REQUIREMENTS: Find and copy lines holding "were".
Start of RECORDS PROVIDED
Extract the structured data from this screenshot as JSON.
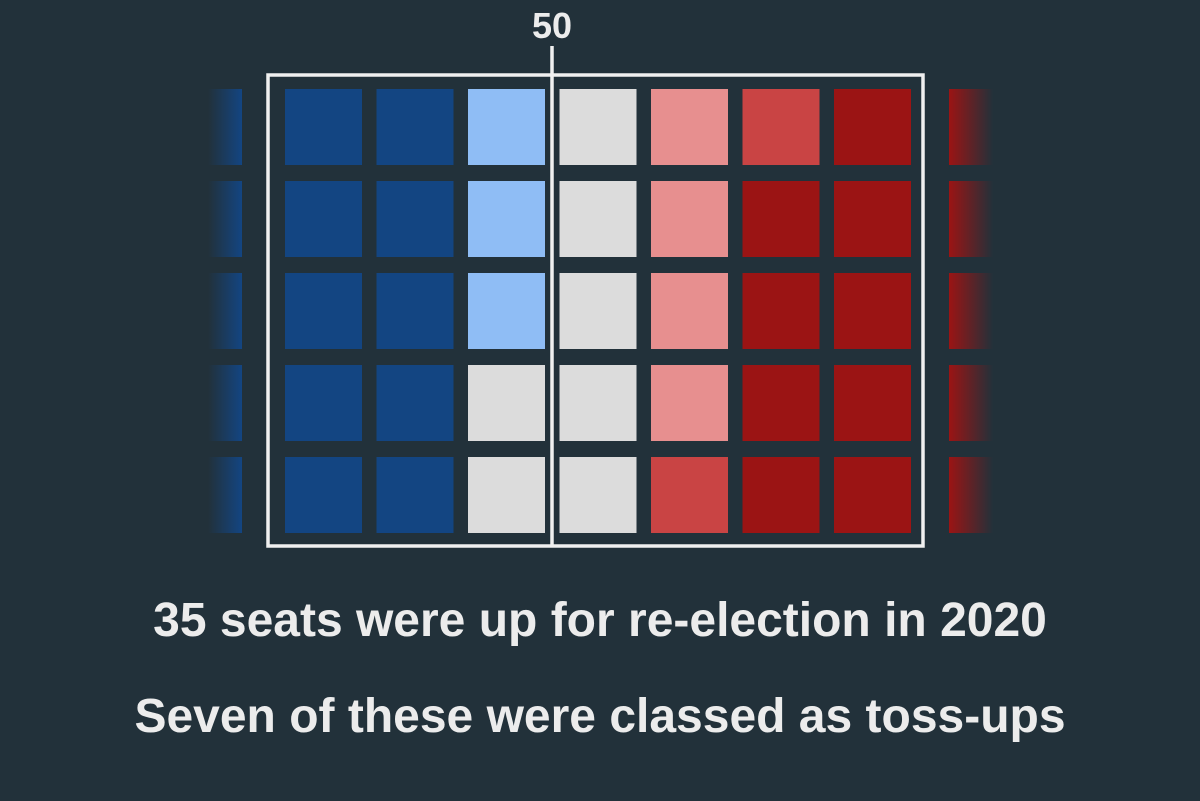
{
  "colors": {
    "background": "#22313a",
    "solid_dem": "#134582",
    "lean_dem": "#8fbdf5",
    "toss_up": "#dcdcdc",
    "lean_rep": "#e78f8f",
    "likely_rep": "#c94444",
    "solid_rep": "#9b1414",
    "frame": "#f0f0f0",
    "text": "#ececec"
  },
  "chart_data": {
    "type": "waffle",
    "title": "",
    "majority_marker_label": "50",
    "rows": 5,
    "visible_columns": 7,
    "cells_by_column": [
      [
        "solid_dem",
        "solid_dem",
        "solid_dem",
        "solid_dem",
        "solid_dem"
      ],
      [
        "solid_dem",
        "solid_dem",
        "solid_dem",
        "solid_dem",
        "solid_dem"
      ],
      [
        "lean_dem",
        "lean_dem",
        "lean_dem",
        "toss_up",
        "toss_up"
      ],
      [
        "toss_up",
        "toss_up",
        "toss_up",
        "toss_up",
        "toss_up"
      ],
      [
        "lean_rep",
        "lean_rep",
        "lean_rep",
        "lean_rep",
        "likely_rep"
      ],
      [
        "likely_rep",
        "solid_rep",
        "solid_rep",
        "solid_rep",
        "solid_rep"
      ],
      [
        "solid_rep",
        "solid_rep",
        "solid_rep",
        "solid_rep",
        "solid_rep"
      ]
    ],
    "faded_edge_left": "solid_dem",
    "faded_edge_right": "solid_rep",
    "seats_up": 35,
    "toss_ups": 7
  },
  "captions": {
    "line1": "35 seats were up for re-election in 2020",
    "line2": "Seven of these were classed as toss-ups"
  }
}
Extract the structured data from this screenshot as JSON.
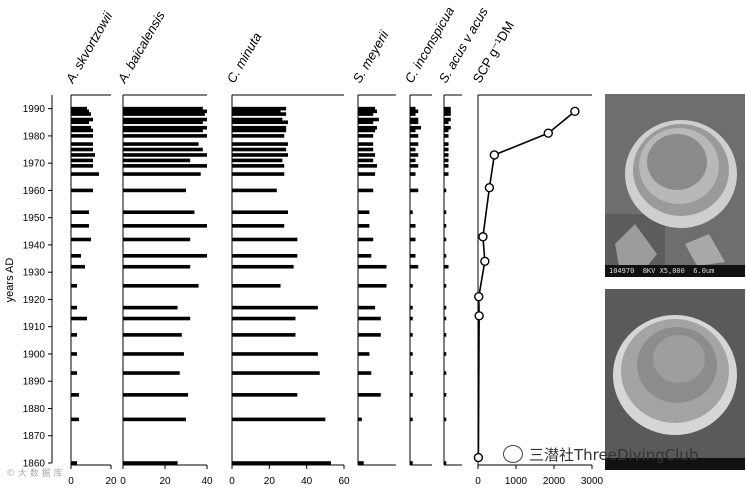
{
  "chart_data": {
    "type": "bar",
    "orientation": "horizontal",
    "ylabel": "years AD",
    "ylim": [
      1860,
      1995
    ],
    "y_ticks": [
      "1860",
      "1870",
      "1880",
      "1890",
      "1900",
      "1910",
      "1920",
      "1930",
      "1940",
      "1950",
      "1960",
      "1970",
      "1980",
      "1990"
    ],
    "years": [
      1860,
      1876,
      1885,
      1893,
      1900,
      1907,
      1913,
      1917,
      1925,
      1932,
      1936,
      1942,
      1947,
      1952,
      1960,
      1966,
      1969,
      1971,
      1973,
      1975,
      1977,
      1980,
      1982,
      1983,
      1985,
      1986,
      1988,
      1989,
      1990
    ],
    "series": [
      {
        "name": "A. skvortzowii",
        "xlim": [
          0,
          20
        ],
        "ticks": [
          "0",
          "20"
        ],
        "values": [
          3,
          4,
          4,
          3,
          3,
          3,
          8,
          3,
          3,
          7,
          5,
          10,
          9,
          9,
          11,
          14,
          11,
          11,
          12,
          11,
          11,
          11,
          11,
          10,
          9,
          11,
          10,
          9,
          8
        ]
      },
      {
        "name": "A. baicalensis",
        "xlim": [
          0,
          40
        ],
        "ticks": [
          "0",
          "20",
          "40"
        ],
        "values": [
          26,
          30,
          31,
          27,
          29,
          28,
          32,
          26,
          36,
          32,
          40,
          32,
          40,
          34,
          30,
          37,
          40,
          32,
          40,
          38,
          36,
          40,
          38,
          40,
          38,
          40,
          39,
          40,
          38
        ]
      },
      {
        "name": "C. minuta",
        "xlim": [
          0,
          60
        ],
        "ticks": [
          "0",
          "20",
          "40",
          "60"
        ],
        "values": [
          53,
          50,
          35,
          47,
          46,
          34,
          34,
          46,
          26,
          33,
          35,
          35,
          28,
          30,
          24,
          28,
          28,
          27,
          30,
          29,
          30,
          28,
          29,
          29,
          30,
          27,
          29,
          26,
          29
        ]
      },
      {
        "name": "S. meyerii",
        "xlim": [
          0,
          20
        ],
        "ticks": [],
        "values": [
          3,
          2,
          12,
          7,
          6,
          12,
          12,
          9,
          15,
          15,
          7,
          8,
          6,
          6,
          8,
          9,
          10,
          8,
          9,
          8,
          8,
          8,
          9,
          10,
          8,
          11,
          8,
          10,
          9
        ]
      },
      {
        "name": "C. inconspicua",
        "xlim": [
          0,
          8
        ],
        "ticks": [],
        "values": [
          1,
          1,
          1,
          1,
          1,
          1,
          1,
          1,
          1,
          3,
          2,
          2,
          2,
          1,
          3,
          2,
          3,
          2,
          3,
          2,
          3,
          3,
          2,
          4,
          3,
          3,
          2,
          3,
          2
        ]
      },
      {
        "name": "S. acus v acus",
        "xlim": [
          0,
          8
        ],
        "ticks": [],
        "values": [
          1,
          1,
          1,
          1,
          1,
          1,
          1,
          1,
          1,
          2,
          1,
          1,
          1,
          1,
          1,
          2,
          2,
          2,
          2,
          2,
          2,
          2,
          2,
          3,
          2,
          3,
          3,
          3,
          3
        ]
      }
    ],
    "scp": {
      "name": "SCP g⁻¹DM",
      "xlim": [
        0,
        3000
      ],
      "ticks": [
        "0",
        "1000",
        "2000",
        "3000"
      ],
      "points": [
        {
          "x": 10,
          "year": 1862
        },
        {
          "x": 30,
          "year": 1914
        },
        {
          "x": 20,
          "year": 1921
        },
        {
          "x": 180,
          "year": 1934
        },
        {
          "x": 130,
          "year": 1943
        },
        {
          "x": 300,
          "year": 1961
        },
        {
          "x": 430,
          "year": 1973
        },
        {
          "x": 1850,
          "year": 1981
        },
        {
          "x": 2550,
          "year": 1989
        }
      ]
    }
  },
  "micrographs": [
    {
      "label": "104970  8KV X5,000  6.0um"
    },
    {
      "label": ""
    }
  ],
  "watermark": {
    "text": "三潜社ThreeDivingClub"
  }
}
End of RECORDS PROVIDED
ANSWER TO THE PROBLEM:
    "line1": "35 seats were up for re-election in 2020",
    "line2": "Seven of these were classed as toss-ups"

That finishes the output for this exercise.